→ THE PROBLEM
Collect each line containing "Inklusive".
==== RECORDS TO USE ====
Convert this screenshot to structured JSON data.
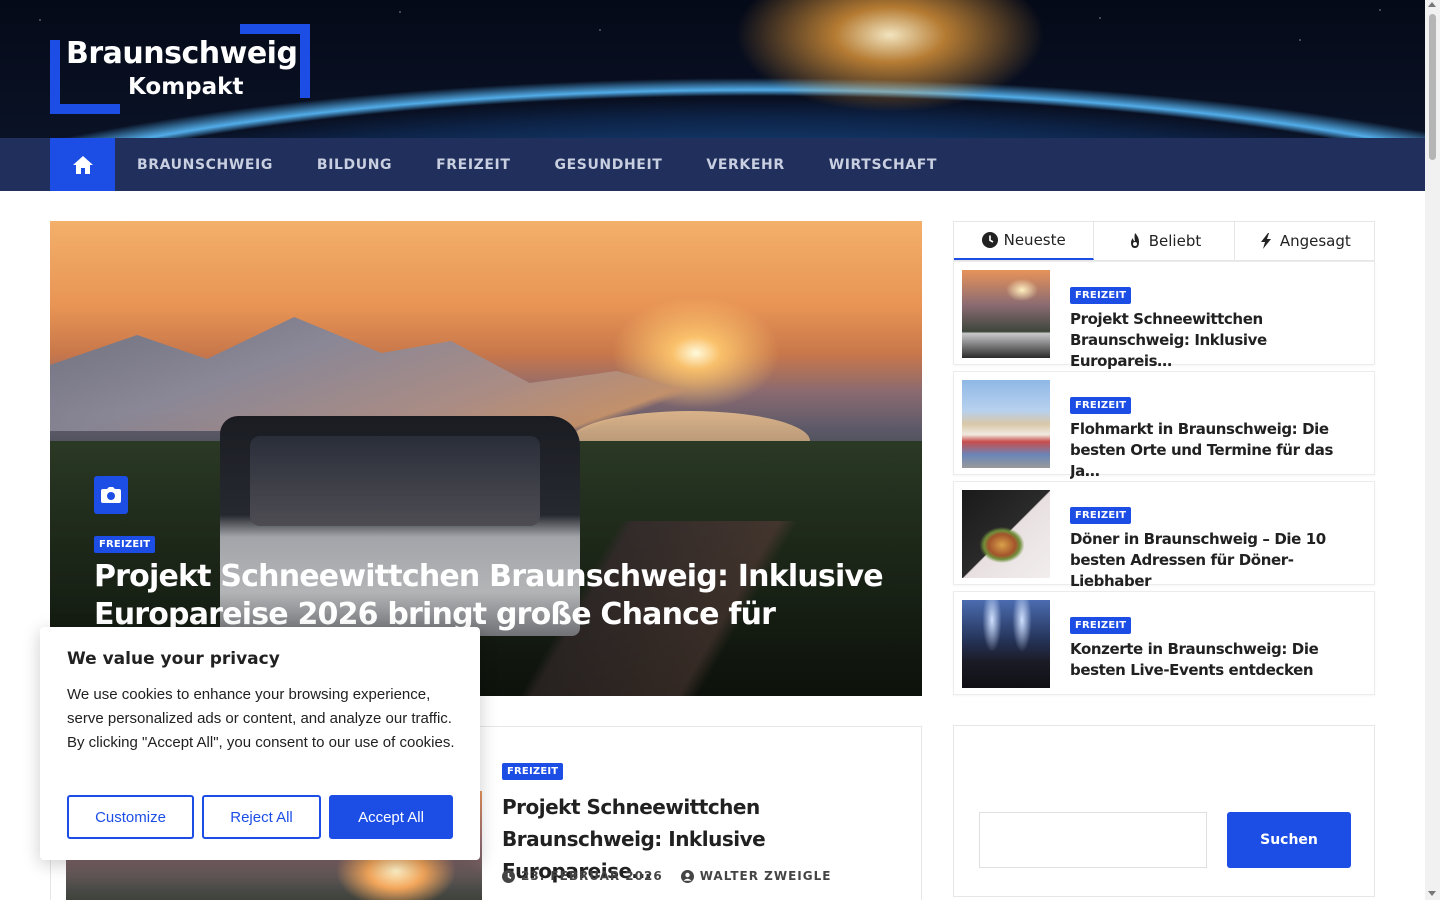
{
  "site": {
    "logo_line1": "Braunschweig",
    "logo_line2": "Kompakt"
  },
  "nav": {
    "items": [
      {
        "label": "BRAUNSCHWEIG"
      },
      {
        "label": "BILDUNG"
      },
      {
        "label": "FREIZEIT"
      },
      {
        "label": "GESUNDHEIT"
      },
      {
        "label": "VERKEHR"
      },
      {
        "label": "WIRTSCHAFT"
      }
    ]
  },
  "hero": {
    "category": "FREIZEIT",
    "title": "Projekt Schneewittchen Braunschweig: Inklusive Europareise 2026 bringt große Chance für Teilhabe"
  },
  "second_article": {
    "category": "FREIZEIT",
    "title": "Projekt Schneewittchen Braunschweig: Inklusive Europareise…",
    "date": "23. FEBRUAR 2026",
    "author": "WALTER ZWEIGLE"
  },
  "sidebar": {
    "tabs": [
      {
        "label": "Neueste",
        "icon": "clock-icon"
      },
      {
        "label": "Beliebt",
        "icon": "fire-icon"
      },
      {
        "label": "Angesagt",
        "icon": "bolt-icon"
      }
    ],
    "posts": [
      {
        "category": "FREIZEIT",
        "title": "Projekt Schneewittchen Braunschweig: Inklusive Europareis…"
      },
      {
        "category": "FREIZEIT",
        "title": "Flohmarkt in Braunschweig: Die besten Orte und Termine für das Ja…"
      },
      {
        "category": "FREIZEIT",
        "title": "Döner in Braunschweig – Die 10 besten Adressen für Döner-Liebhaber"
      },
      {
        "category": "FREIZEIT",
        "title": "Konzerte in Braunschweig: Die besten Live-Events entdecken"
      }
    ]
  },
  "search": {
    "button": "Suchen",
    "value": ""
  },
  "cookie": {
    "title": "We value your privacy",
    "text": "We use cookies to enhance your browsing experience, serve personalized ads or content, and analyze our traffic. By clicking \"Accept All\", you consent to our use of cookies.",
    "customize": "Customize",
    "reject": "Reject All",
    "accept": "Accept All"
  },
  "colors": {
    "accent": "#1c4ee6",
    "nav_bg": "#202f5b"
  }
}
====
→ ANSWER BELOW
    "title": "Projekt Schneewittchen Braunschweig: Inklusive Europareise 2026 bringt große Chance für Teilhabe"
    "title": "Projekt Schneewittchen Braunschweig: Inklusive Europareise…",
        "title": "Projekt Schneewittchen Braunschweig: Inklusive Europareis…"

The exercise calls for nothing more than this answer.